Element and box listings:

━━━━━━━━

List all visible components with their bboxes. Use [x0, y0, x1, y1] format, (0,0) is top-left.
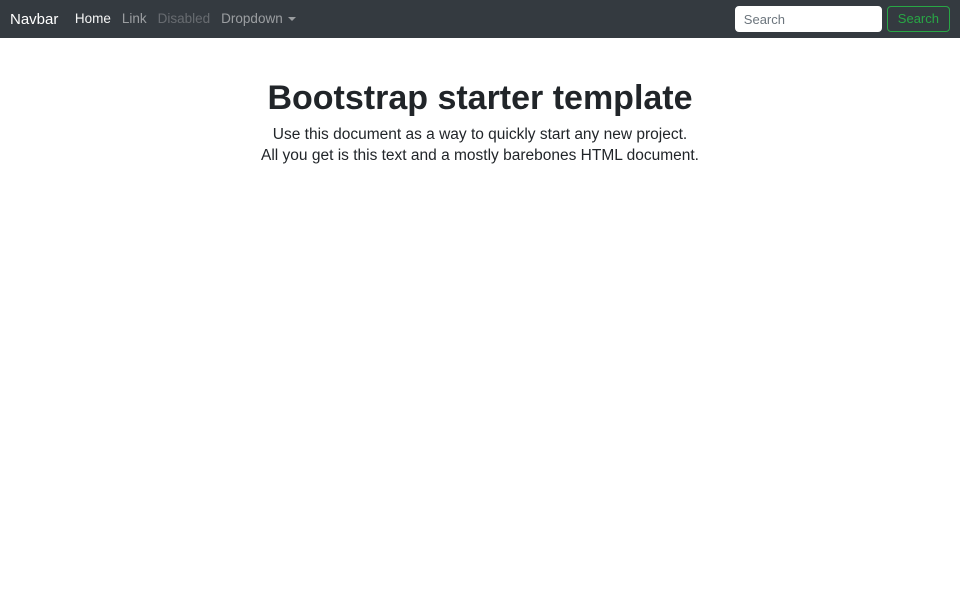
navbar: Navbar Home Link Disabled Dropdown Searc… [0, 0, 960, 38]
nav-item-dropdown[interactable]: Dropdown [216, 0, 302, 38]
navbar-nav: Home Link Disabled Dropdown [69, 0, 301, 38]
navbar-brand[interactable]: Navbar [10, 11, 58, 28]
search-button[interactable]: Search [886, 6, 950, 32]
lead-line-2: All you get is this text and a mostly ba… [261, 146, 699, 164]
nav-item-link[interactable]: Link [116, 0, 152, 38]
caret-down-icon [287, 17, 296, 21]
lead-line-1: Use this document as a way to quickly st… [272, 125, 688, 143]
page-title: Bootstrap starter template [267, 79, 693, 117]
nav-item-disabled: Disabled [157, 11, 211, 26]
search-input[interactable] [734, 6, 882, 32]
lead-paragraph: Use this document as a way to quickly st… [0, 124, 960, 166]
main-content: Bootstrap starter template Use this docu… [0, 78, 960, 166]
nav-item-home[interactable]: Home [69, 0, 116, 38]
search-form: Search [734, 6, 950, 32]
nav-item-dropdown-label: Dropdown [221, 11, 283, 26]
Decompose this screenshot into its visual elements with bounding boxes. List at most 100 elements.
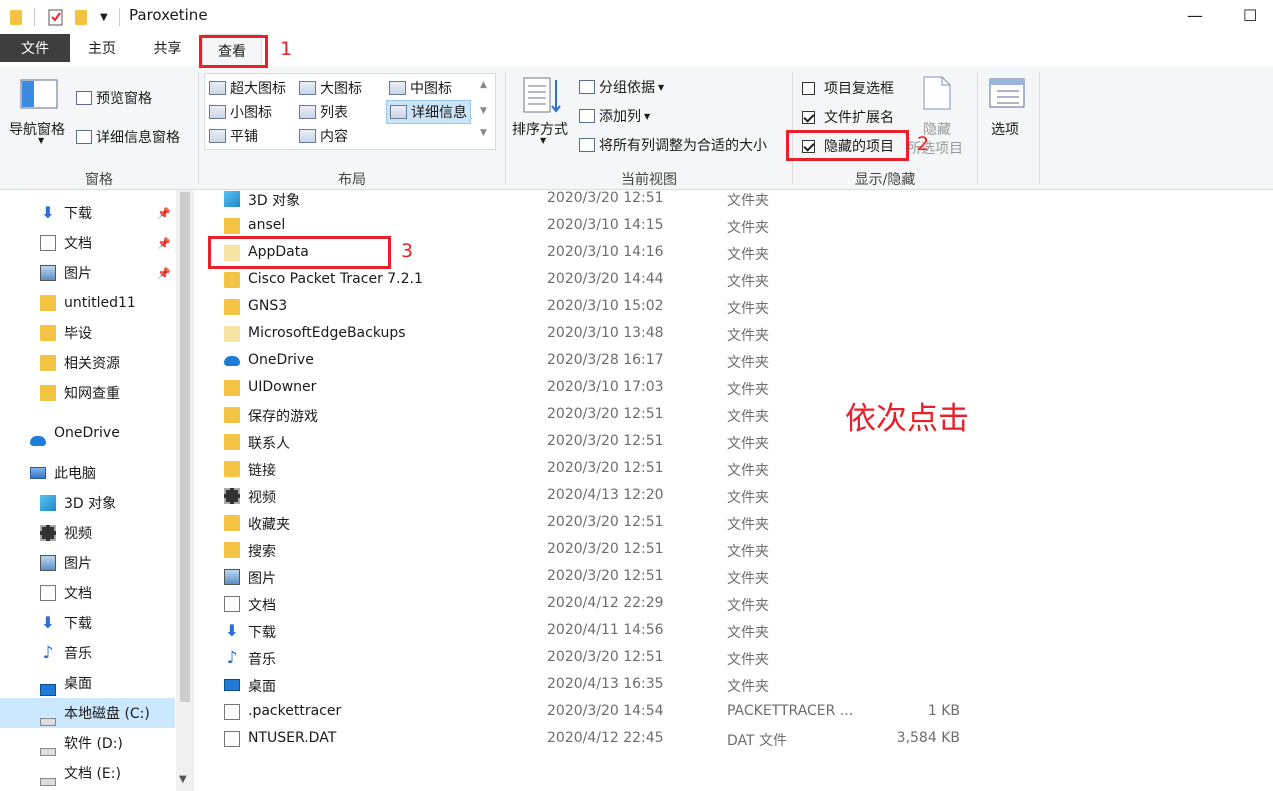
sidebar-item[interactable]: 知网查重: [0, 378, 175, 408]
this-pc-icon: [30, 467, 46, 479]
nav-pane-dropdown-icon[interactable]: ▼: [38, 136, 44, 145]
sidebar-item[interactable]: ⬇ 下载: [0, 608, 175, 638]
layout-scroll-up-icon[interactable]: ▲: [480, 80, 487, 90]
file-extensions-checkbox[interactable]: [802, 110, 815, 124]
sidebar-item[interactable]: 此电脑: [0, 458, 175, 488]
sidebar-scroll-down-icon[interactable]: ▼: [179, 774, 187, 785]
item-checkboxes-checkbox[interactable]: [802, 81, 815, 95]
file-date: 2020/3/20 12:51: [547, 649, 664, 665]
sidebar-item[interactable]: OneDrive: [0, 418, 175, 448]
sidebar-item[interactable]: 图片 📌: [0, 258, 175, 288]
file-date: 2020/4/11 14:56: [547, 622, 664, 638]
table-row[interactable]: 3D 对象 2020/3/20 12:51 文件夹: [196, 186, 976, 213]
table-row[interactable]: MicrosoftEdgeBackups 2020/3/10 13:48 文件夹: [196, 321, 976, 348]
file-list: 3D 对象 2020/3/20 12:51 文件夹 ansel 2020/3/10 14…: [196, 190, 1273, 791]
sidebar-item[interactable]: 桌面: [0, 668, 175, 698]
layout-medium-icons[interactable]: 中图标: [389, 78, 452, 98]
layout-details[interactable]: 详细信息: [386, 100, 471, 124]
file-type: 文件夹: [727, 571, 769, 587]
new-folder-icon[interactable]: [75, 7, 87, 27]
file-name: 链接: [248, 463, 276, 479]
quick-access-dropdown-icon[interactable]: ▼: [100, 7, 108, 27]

━━━━━━━━

◆ Task goal ◆
How many lines of the records contain the string "template"? Give only the number.

◆ Output ◆
2